■ PROBLEM TO WORK ON ■
Using the data below, repeat all of it precisely.

- - - -

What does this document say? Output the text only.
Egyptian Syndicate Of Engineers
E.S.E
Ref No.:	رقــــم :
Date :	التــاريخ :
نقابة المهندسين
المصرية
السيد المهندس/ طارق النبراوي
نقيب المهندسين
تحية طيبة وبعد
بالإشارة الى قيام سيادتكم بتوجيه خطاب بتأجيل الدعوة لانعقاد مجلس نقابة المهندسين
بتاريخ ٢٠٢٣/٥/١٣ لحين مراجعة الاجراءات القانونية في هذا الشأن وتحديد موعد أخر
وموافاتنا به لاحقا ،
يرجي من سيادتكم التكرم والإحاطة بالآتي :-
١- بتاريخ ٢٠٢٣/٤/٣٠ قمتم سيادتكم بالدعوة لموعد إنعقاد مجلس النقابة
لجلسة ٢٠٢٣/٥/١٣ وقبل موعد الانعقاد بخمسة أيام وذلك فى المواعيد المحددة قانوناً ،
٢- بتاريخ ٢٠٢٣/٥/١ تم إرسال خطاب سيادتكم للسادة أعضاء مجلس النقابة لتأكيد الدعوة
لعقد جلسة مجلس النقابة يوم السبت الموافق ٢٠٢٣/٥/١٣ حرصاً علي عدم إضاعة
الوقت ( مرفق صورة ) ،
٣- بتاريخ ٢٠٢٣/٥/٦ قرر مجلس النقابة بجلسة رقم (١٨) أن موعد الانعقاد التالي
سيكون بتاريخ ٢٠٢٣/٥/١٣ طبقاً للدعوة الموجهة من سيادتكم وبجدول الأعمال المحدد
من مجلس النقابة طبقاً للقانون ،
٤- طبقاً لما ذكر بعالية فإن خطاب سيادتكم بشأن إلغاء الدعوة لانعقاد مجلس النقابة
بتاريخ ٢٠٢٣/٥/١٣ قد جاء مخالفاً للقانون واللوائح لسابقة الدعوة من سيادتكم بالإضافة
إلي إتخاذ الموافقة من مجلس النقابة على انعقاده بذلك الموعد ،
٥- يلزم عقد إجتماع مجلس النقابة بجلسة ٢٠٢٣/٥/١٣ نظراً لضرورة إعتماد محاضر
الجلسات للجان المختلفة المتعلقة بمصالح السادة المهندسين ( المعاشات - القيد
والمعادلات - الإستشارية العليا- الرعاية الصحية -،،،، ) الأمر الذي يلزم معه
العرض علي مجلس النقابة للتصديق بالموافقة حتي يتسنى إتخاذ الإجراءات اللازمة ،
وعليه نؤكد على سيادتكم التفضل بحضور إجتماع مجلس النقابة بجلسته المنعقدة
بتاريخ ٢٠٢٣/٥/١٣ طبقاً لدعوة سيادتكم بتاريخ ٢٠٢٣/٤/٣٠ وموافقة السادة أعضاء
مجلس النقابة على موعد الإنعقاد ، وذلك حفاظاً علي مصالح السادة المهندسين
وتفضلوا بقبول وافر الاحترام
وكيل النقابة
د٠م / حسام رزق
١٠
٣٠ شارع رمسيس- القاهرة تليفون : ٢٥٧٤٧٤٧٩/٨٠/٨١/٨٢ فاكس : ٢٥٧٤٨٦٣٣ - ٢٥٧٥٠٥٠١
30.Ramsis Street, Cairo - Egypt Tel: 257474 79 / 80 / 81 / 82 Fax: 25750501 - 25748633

- - - -

■ OUTPUT FOR THIS EXERCISE ■
What does this document say? Output the text only.
Egyptian Syndicate Of Engineers
E.S.E
Ref No.:	رقــــم :
Date :	التــاريخ :
نقابة المهندسين
المصرية
السيد المهندس/ طارق النبراوي
نقيب المهندسين
تحية طيبة وبعد
بالإشارة الى قيام سيادتكم بتوجيه خطاب بتأجيل الدعوة لانعقاد مجلس نقابة المهندسين
بتاريخ ٢٠٢٣/٥/١٣ لحين مراجعة الاجراءات القانونية في هذا الشأن وتحديد موعد أخر
وموافاتنا به لاحقا ،
يرجي من سيادتكم التكرم والإحاطة بالآتي :-
١- بتاريخ ٢٠٢٣/٤/٣٠ قمتم سيادتكم بالدعوة لموعد إنعقاد مجلس النقابة
لجلسة ٢٠٢٣/٥/١٣ وقبل موعد الانعقاد بخمسة أيام وذلك فى المواعيد المحددة قانوناً ،
٢- بتاريخ ٢٠٢٣/٥/١ تم إرسال خطاب سيادتكم للسادة أعضاء مجلس النقابة لتأكيد الدعوة
لعقد جلسة مجلس النقابة يوم السبت الموافق ٢٠٢٣/٥/١٣ حرصاً علي عدم إضاعة
الوقت ( مرفق صورة ) ،
٣- بتاريخ ٢٠٢٣/٥/٦ قرر مجلس النقابة بجلسة رقم (١٨) أن موعد الانعقاد التالي
سيكون بتاريخ ٢٠٢٣/٥/١٣ طبقاً للدعوة الموجهة من سيادتكم وبجدول الأعمال المحدد
من مجلس النقابة طبقاً للقانون ،
٤- طبقاً لما ذكر بعالية فإن خطاب سيادتكم بشأن إلغاء الدعوة لانعقاد مجلس النقابة
بتاريخ ٢٠٢٣/٥/١٣ قد جاء مخالفاً للقانون واللوائح لسابقة الدعوة من سيادتكم بالإضافة
إلي إتخاذ الموافقة من مجلس النقابة على انعقاده بذلك الموعد ،
٥- يلزم عقد إجتماع مجلس النقابة بجلسة ٢٠٢٣/٥/١٣ نظراً لضرورة إعتماد محاضر
الجلسات للجان المختلفة المتعلقة بمصالح السادة المهندسين ( المعاشات - القيد
والمعادلات - الإستشارية العليا- الرعاية الصحية -،،،، ) الأمر الذي يلزم معه
العرض علي مجلس النقابة للتصديق بالموافقة حتي يتسنى إتخاذ الإجراءات اللازمة ،
وعليه نؤكد على سيادتكم التفضل بحضور إجتماع مجلس النقابة بجلسته المنعقدة
بتاريخ ٢٠٢٣/٥/١٣ طبقاً لدعوة سيادتكم بتاريخ ٢٠٢٣/٤/٣٠ وموافقة السادة أعضاء
مجلس النقابة على موعد الإنعقاد ، وذلك حفاظاً علي مصالح السادة المهندسين
وتفضلوا بقبول وافر الاحترام
وكيل النقابة
د٠م / حسام رزق
١٠
٣٠ شارع رمسيس- القاهرة تليفون : ٢٥٧٤٧٤٧٩/٨٠/٨١/٨٢ فاكس : ٢٥٧٤٨٦٣٣ - ٢٥٧٥٠٥٠١
30.Ramsis Street, Cairo - Egypt Tel: 257474 79 / 80 / 81 / 82 Fax: 25750501 - 25748633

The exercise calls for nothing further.